TO BE DONE => Type every record exactly as it appears.
◆ ◆ ◆ ◆ ◆ ◆ ◆
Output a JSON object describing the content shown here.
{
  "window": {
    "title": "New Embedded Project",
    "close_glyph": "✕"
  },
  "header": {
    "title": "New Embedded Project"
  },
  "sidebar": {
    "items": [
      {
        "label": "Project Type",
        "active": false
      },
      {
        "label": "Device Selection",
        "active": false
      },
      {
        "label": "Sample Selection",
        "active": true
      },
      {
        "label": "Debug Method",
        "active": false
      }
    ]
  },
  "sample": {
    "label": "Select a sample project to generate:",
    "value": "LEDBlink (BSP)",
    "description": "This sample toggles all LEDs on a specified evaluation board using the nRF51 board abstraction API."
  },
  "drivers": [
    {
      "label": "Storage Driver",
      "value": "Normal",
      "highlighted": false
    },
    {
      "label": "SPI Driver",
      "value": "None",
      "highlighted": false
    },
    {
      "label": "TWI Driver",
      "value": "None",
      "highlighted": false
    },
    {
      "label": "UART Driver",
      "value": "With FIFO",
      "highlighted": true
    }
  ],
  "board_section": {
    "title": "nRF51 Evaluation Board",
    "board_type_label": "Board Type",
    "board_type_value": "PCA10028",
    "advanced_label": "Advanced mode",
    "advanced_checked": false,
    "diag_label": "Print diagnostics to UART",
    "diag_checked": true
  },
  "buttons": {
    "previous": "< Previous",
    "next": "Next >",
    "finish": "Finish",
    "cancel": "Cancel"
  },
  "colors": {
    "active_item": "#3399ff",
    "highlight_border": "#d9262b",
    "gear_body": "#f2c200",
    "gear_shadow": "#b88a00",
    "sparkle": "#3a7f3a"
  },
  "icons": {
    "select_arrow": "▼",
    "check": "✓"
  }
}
◆ ◆ ◆ ◆ ◆ ◆ ◆
CORRECT RESPONSE =>
Output a JSON object describing the content shown here.
{
  "window": {
    "title": "New Embedded Project",
    "close_glyph": "✕"
  },
  "header": {
    "title": "New Embedded Project"
  },
  "sidebar": {
    "items": [
      {
        "label": "Project Type",
        "active": false
      },
      {
        "label": "Device Selection",
        "active": false
      },
      {
        "label": "Sample Selection",
        "active": true
      },
      {
        "label": "Debug Method",
        "active": false
      }
    ]
  },
  "sample": {
    "label": "Select a sample project to generate:",
    "value": "LEDBlink (BSP)",
    "description": "This sample toggles all LEDs on a specified evaluation board using the nRF51 board abstraction API."
  },
  "drivers": [
    {
      "label": "Storage Driver",
      "value": "Normal",
      "highlighted": false
    },
    {
      "label": "SPI Driver",
      "value": "None",
      "highlighted": false
    },
    {
      "label": "TWI Driver",
      "value": "None",
      "highlighted": false
    },
    {
      "label": "UART Driver",
      "value": "With FIFO",
      "highlighted": true
    }
  ],
  "board_section": {
    "title": "nRF51 Evaluation Board",
    "board_type_label": "Board Type",
    "board_type_value": "PCA10028",
    "advanced_label": "Advanced mode",
    "advanced_checked": false,
    "diag_label": "Print diagnostics to UART",
    "diag_checked": true
  },
  "buttons": {
    "previous": "< Previous",
    "next": "Next >",
    "finish": "Finish",
    "cancel": "Cancel"
  },
  "colors": {
    "active_item": "#3399ff",
    "highlight_border": "#d9262b",
    "gear_body": "#f2c200",
    "gear_shadow": "#b88a00",
    "sparkle": "#3a7f3a"
  },
  "icons": {
    "select_arrow": "▼",
    "check": "✓"
  }
}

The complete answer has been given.